PROVIDED TEXT:
☆ ☆ ☆
By Damon Poeter, CRN
November 28, 2008    12:00 AM ET

Page 1 of 4

Intel Corp., Santa Clara, Calif., and Advanced Micro Devices Inc., Sunnyvale, Calif., are finally back to where it all started when the personal computer boom kicked off in the early 1980s—squaring off with chips that bear more similarities than differences. That sets the stage for the kind of competition between the two main x86 microprocessor makers that has system builders like Brian Corn energized for a lively 2009.

"We're really going to be able to finally have an 'apples-to-apples' comparison on performance," said Corn, vice president of marketing at Source Code, Waltham, Mass., discussing how Intel's new "Nehalem" processors will stack up against AMD's recently launched "Shanghai" chips.

"The next statistic to look at is who has the best power consumption. If you can have both the performance and power consumption lead, that'll be the crown jewel. AMD's new 45-nanometer chips look great out of the gate, but Intel's holding back on all their information about Nehalem on the server side, so they might have an ace up their sleeve."

Corn first voiced his excitement about the upcoming battle between Intel and AMD more than a year ago, when he pinpointed the current convergence of the two chip maker's product road maps as the beginning of an epic battle for CPU supremacy. That's because the two companies took divergent architectural paths over the past decade, but in many ways return to the same general thoroughfare with the coming ramp of Intel's new Nehalem chips and AMD's 45nm Shanghai transition.
☆ ☆ ☆
DATA SUPPLIED:
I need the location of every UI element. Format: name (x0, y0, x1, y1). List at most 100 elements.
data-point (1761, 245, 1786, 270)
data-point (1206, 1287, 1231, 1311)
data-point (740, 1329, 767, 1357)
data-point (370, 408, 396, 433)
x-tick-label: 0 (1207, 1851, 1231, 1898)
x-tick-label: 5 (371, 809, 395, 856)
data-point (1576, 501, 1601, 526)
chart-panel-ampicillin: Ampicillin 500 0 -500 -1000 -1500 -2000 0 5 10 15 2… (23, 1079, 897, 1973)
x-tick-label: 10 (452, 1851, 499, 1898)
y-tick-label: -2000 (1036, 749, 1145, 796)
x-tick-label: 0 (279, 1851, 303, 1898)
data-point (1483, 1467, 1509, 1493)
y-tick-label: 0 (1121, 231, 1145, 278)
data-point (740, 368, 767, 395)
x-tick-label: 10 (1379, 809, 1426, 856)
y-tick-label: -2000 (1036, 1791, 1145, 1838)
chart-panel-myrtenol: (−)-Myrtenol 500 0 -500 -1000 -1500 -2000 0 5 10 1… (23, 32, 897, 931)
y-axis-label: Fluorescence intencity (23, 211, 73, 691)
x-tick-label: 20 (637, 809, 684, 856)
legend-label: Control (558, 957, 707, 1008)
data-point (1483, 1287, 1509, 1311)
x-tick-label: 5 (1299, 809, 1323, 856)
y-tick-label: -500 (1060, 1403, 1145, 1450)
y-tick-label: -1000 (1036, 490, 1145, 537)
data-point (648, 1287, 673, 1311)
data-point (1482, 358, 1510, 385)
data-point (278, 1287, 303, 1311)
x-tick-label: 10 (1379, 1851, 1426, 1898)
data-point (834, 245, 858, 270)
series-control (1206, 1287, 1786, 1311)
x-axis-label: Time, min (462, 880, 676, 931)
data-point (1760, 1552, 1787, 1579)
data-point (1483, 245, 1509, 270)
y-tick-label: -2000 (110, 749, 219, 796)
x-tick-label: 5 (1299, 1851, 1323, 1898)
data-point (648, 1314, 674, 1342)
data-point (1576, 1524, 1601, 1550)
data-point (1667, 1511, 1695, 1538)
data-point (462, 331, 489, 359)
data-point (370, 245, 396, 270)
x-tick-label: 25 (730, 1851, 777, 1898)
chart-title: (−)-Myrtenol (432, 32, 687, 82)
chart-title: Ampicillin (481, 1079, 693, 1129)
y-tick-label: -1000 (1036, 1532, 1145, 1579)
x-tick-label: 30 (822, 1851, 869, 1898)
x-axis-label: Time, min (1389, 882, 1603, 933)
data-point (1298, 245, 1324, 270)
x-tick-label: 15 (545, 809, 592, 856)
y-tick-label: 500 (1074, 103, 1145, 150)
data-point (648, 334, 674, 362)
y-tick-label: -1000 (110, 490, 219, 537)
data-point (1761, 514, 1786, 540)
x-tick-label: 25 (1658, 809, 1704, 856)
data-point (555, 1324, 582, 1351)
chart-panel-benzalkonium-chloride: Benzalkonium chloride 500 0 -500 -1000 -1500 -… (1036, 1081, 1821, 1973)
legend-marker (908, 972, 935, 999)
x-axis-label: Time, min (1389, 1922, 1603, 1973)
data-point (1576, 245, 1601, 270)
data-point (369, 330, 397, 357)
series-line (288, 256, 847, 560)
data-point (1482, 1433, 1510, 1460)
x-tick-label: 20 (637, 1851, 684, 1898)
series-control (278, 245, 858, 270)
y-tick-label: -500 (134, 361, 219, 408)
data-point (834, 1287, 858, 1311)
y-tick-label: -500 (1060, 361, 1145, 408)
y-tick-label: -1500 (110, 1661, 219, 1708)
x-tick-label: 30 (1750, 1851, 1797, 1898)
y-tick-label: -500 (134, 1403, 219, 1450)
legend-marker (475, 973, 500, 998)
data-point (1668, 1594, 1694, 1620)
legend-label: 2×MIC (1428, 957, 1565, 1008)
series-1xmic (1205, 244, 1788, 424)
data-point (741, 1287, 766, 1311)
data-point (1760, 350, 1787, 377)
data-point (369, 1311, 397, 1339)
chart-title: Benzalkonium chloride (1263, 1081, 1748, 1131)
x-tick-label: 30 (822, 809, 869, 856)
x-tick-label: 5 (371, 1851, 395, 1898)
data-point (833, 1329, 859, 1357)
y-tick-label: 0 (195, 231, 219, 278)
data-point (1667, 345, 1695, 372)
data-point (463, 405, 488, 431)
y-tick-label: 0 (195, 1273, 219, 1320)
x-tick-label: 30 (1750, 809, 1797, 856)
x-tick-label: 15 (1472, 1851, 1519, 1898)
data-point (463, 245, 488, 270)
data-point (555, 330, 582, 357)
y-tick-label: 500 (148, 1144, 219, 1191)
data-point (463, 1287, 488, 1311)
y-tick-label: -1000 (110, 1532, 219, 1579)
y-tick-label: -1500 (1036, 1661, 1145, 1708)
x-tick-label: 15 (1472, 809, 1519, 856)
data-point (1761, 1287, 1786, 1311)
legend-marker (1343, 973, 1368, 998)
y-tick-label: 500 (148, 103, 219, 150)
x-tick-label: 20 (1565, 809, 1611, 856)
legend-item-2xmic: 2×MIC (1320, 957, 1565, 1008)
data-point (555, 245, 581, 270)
☆ ☆ ☆
WHAT TO WORK ON:
1. From the article on the Intel and AMD processor rivalry, extract the passage starting at "Page 1 of 4" and ending at "a lively 2009.".
2. Write what comes next in the Intel and AMD processor article, picking up after its final sentence.

RESPONSE LIST:
1.
Page 1 of 4

Intel Corp., Santa Clara, Calif., and Advanced Micro Devices Inc., Sunnyvale, Calif., are finally back to where it all started when the personal computer boom kicked off in the early 1980s—squaring off with chips that bear more similarities than differences. That sets the stage for the kind of competition between the two main x86 microprocessor makers that has system builders like Brian Corn energized for a lively 2009.

2.
Intel's Nehalem microarchitecture, first represented in three Core i7 desktop processors released in mid-November, eliminates the Front Side Bus, integrates the memory controller on the die itself and independently powers each of the processor cores in these multicore chips for a "native" multicore design similar to the one that AMD embraced several years ago.

In transitioning to the 45nm fabrication process Intel pioneered a year ago, AMD will match its larger rival on that technology node until Intel makes its next major transition to 32nm late next year.

The first products to emerge in this renewed battle aren't exactly alike. Intel's first publicly available Nehalem products are desktop chips, including the Core i7-965 Extreme Edition, a blazing-fast 3.2-GHz, quad-core processor with 8 MB of L3 cache that is priced at $999, or about $500 less than the top Intel quad-core built on the older Core 2 architecture. AMD, on the other hand, introduced its 45nm processor a few weeks ago with nine new Opteron server processors that feature higher clock speeds than the previous Barcelona generation for equivalent prices.

But as Intel and AMD build out Nehalem and Shanghai across more product lines, that "apples-to-apples" scenario Corn anticipates will really start to materialize. Intel already has Nehalem server chip samples in the channel, with parts for two-socket installations planned for release early next year and the full array due out over the course of 2009. AMD recently confirmed that it will release 45nm quad-core desktop chips to be branded as Phenom II beginning in early January. The top Phenom II part will be listed at 3.0 GHz, but AMD overclockers have actually taken the chip north of 6.0 GHz using liquid nitrogen—similar scalability to what's been shown in Intel's Core i7.